■ TASK STATEMENT ■
Filter the entries that follow, copying every line in which the word "name" appears.

Dataset excerpt
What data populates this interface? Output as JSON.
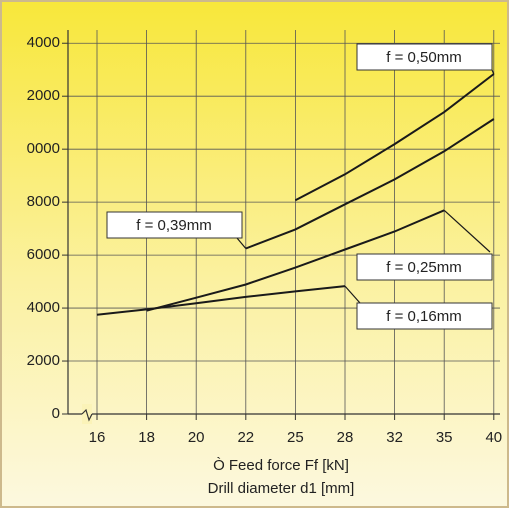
{
  "chart_data": {
    "type": "line",
    "categories": [
      16,
      18,
      20,
      22,
      25,
      28,
      32,
      35,
      40
    ],
    "xlabel": "Ò Feed force Ff [kN]",
    "xlabel2": "Drill diameter d1 [mm]",
    "ylim": [
      0,
      14500
    ],
    "yticks": [
      0,
      2000,
      4000,
      6000,
      8000,
      {
        "value": 10000,
        "label": "0000"
      },
      {
        "value": 12000,
        "label": "2000"
      },
      {
        "value": 14000,
        "label": "4000"
      }
    ],
    "grid": true,
    "series": [
      {
        "name": "f = 0,16mm",
        "color": "#1a1a1a",
        "values": [
          3750,
          3950,
          4180,
          4420,
          4630,
          4830,
          null,
          null,
          null
        ]
      },
      {
        "name": "f = 0,25mm",
        "color": "#1a1a1a",
        "values": [
          null,
          3900,
          4390,
          4890,
          5530,
          6210,
          6890,
          7690,
          null
        ]
      },
      {
        "name": "f = 0,39mm",
        "color": "#1a1a1a",
        "values": [
          null,
          null,
          null,
          6250,
          6970,
          7920,
          8860,
          9920,
          11140
        ]
      },
      {
        "name": "f = 0,50mm",
        "color": "#1a1a1a",
        "values": [
          null,
          null,
          null,
          null,
          8070,
          9050,
          10190,
          11400,
          12840
        ]
      }
    ]
  }
}
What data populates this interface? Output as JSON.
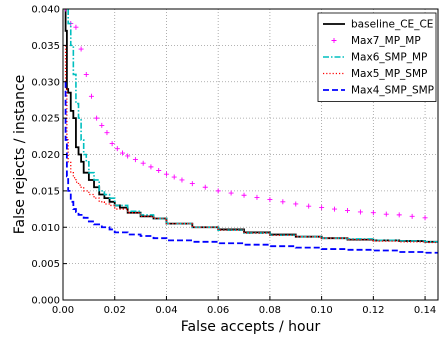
{
  "chart_data": {
    "type": "line",
    "xlabel": "False accepts / hour",
    "ylabel": "False rejects / instance",
    "xlim": [
      0.0,
      0.145
    ],
    "ylim": [
      0.0,
      0.04
    ],
    "xticks": [
      "0.00",
      "0.02",
      "0.04",
      "0.06",
      "0.08",
      "0.10",
      "0.12",
      "0.14"
    ],
    "xtick_values": [
      0.0,
      0.02,
      0.04,
      0.06,
      0.08,
      0.1,
      0.12,
      0.14
    ],
    "yticks": [
      "0.000",
      "0.005",
      "0.010",
      "0.015",
      "0.020",
      "0.025",
      "0.030",
      "0.035",
      "0.040"
    ],
    "ytick_values": [
      0.0,
      0.005,
      0.01,
      0.015,
      0.02,
      0.025,
      0.03,
      0.035,
      0.04
    ],
    "grid": true,
    "legend_position": "top-right",
    "series": [
      {
        "name": "baseline_CE_CE",
        "color": "#000000",
        "style": "solid",
        "x": [
          0.001,
          0.0015,
          0.002,
          0.003,
          0.004,
          0.005,
          0.006,
          0.007,
          0.008,
          0.01,
          0.012,
          0.014,
          0.016,
          0.018,
          0.02,
          0.022,
          0.025,
          0.03,
          0.035,
          0.04,
          0.05,
          0.06,
          0.07,
          0.08,
          0.09,
          0.1,
          0.11,
          0.12,
          0.13,
          0.14,
          0.145
        ],
        "y": [
          0.04,
          0.037,
          0.029,
          0.0285,
          0.026,
          0.025,
          0.021,
          0.02,
          0.019,
          0.0175,
          0.0165,
          0.0155,
          0.0145,
          0.014,
          0.0135,
          0.013,
          0.0127,
          0.012,
          0.0115,
          0.0112,
          0.0105,
          0.01,
          0.0097,
          0.0093,
          0.009,
          0.0087,
          0.0085,
          0.0083,
          0.0082,
          0.0081,
          0.008
        ]
      },
      {
        "name": "Max7_MP_MP",
        "color": "#ff00ff",
        "style": "plus",
        "x": [
          0.001,
          0.003,
          0.005,
          0.007,
          0.009,
          0.011,
          0.013,
          0.015,
          0.017,
          0.019,
          0.021,
          0.023,
          0.025,
          0.028,
          0.031,
          0.034,
          0.037,
          0.04,
          0.043,
          0.046,
          0.05,
          0.055,
          0.06,
          0.065,
          0.07,
          0.075,
          0.08,
          0.085,
          0.09,
          0.095,
          0.1,
          0.105,
          0.11,
          0.115,
          0.12,
          0.125,
          0.13,
          0.135,
          0.14
        ],
        "y": [
          0.04,
          0.038,
          0.0375,
          0.0345,
          0.031,
          0.028,
          0.025,
          0.024,
          0.023,
          0.0215,
          0.0208,
          0.0202,
          0.0198,
          0.0193,
          0.0188,
          0.0183,
          0.0178,
          0.0173,
          0.0169,
          0.0165,
          0.016,
          0.0155,
          0.015,
          0.0147,
          0.0144,
          0.0141,
          0.0138,
          0.0135,
          0.0132,
          0.0129,
          0.0127,
          0.0125,
          0.0123,
          0.0121,
          0.012,
          0.0118,
          0.0117,
          0.0115,
          0.0113
        ]
      },
      {
        "name": "Max6_SMP_MP",
        "color": "#00bfbf",
        "style": "dashdot",
        "x": [
          0.002,
          0.003,
          0.004,
          0.005,
          0.006,
          0.007,
          0.008,
          0.009,
          0.01,
          0.012,
          0.014,
          0.016,
          0.018,
          0.02,
          0.025,
          0.03,
          0.035,
          0.04,
          0.05,
          0.06,
          0.07,
          0.08,
          0.09,
          0.1,
          0.11,
          0.12,
          0.13,
          0.14,
          0.145
        ],
        "y": [
          0.04,
          0.038,
          0.035,
          0.031,
          0.027,
          0.025,
          0.022,
          0.02,
          0.019,
          0.0175,
          0.0165,
          0.015,
          0.0145,
          0.014,
          0.013,
          0.0122,
          0.0117,
          0.0112,
          0.0105,
          0.01,
          0.0096,
          0.0092,
          0.0089,
          0.0087,
          0.0085,
          0.0084,
          0.0082,
          0.0081,
          0.008
        ]
      },
      {
        "name": "Max5_MP_SMP",
        "color": "#ff0000",
        "style": "dotted",
        "x": [
          0.001,
          0.0015,
          0.002,
          0.003,
          0.004,
          0.005,
          0.006,
          0.007,
          0.008,
          0.01,
          0.012,
          0.014,
          0.016,
          0.018,
          0.02,
          0.025,
          0.03,
          0.035,
          0.04,
          0.05,
          0.06,
          0.07,
          0.08,
          0.09,
          0.1,
          0.11,
          0.12,
          0.13,
          0.14,
          0.145
        ],
        "y": [
          0.035,
          0.029,
          0.022,
          0.019,
          0.0175,
          0.0168,
          0.0162,
          0.0158,
          0.0155,
          0.015,
          0.0145,
          0.014,
          0.0135,
          0.0132,
          0.013,
          0.0125,
          0.012,
          0.0115,
          0.0112,
          0.0105,
          0.01,
          0.0096,
          0.0092,
          0.0089,
          0.0087,
          0.0085,
          0.0083,
          0.0081,
          0.008,
          0.0079
        ]
      },
      {
        "name": "Max4_SMP_SMP",
        "color": "#0000ff",
        "style": "dashed",
        "x": [
          0.001,
          0.0015,
          0.002,
          0.003,
          0.004,
          0.005,
          0.006,
          0.008,
          0.01,
          0.012,
          0.015,
          0.018,
          0.02,
          0.025,
          0.03,
          0.035,
          0.04,
          0.05,
          0.06,
          0.07,
          0.08,
          0.09,
          0.1,
          0.11,
          0.12,
          0.13,
          0.14,
          0.145
        ],
        "y": [
          0.03,
          0.022,
          0.017,
          0.015,
          0.0135,
          0.0125,
          0.0121,
          0.0117,
          0.0113,
          0.0108,
          0.0104,
          0.01,
          0.0097,
          0.0093,
          0.009,
          0.0088,
          0.0085,
          0.0082,
          0.008,
          0.0078,
          0.0076,
          0.0074,
          0.0072,
          0.007,
          0.0069,
          0.0068,
          0.0066,
          0.0065
        ]
      }
    ]
  }
}
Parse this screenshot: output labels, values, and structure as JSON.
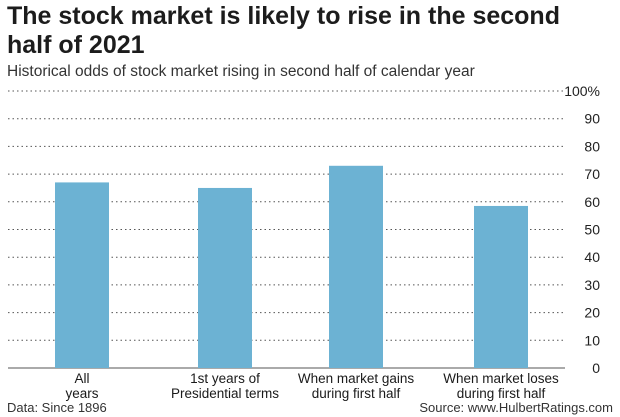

■ EXERCISE OUTPUT ■
        "name": "f = 0,16mm",
        "name": "f = 0,25mm",
        "name": "f = 0,39mm",
        "name": "f = 0,50mm",
        "name": "baseline_CE_CE",
        "name": "Max7_MP_MP",
        "name": "Max6_SMP_MP",
        "name": "Max5_MP_SMP",
        "name": "Max4_SMP_SMP",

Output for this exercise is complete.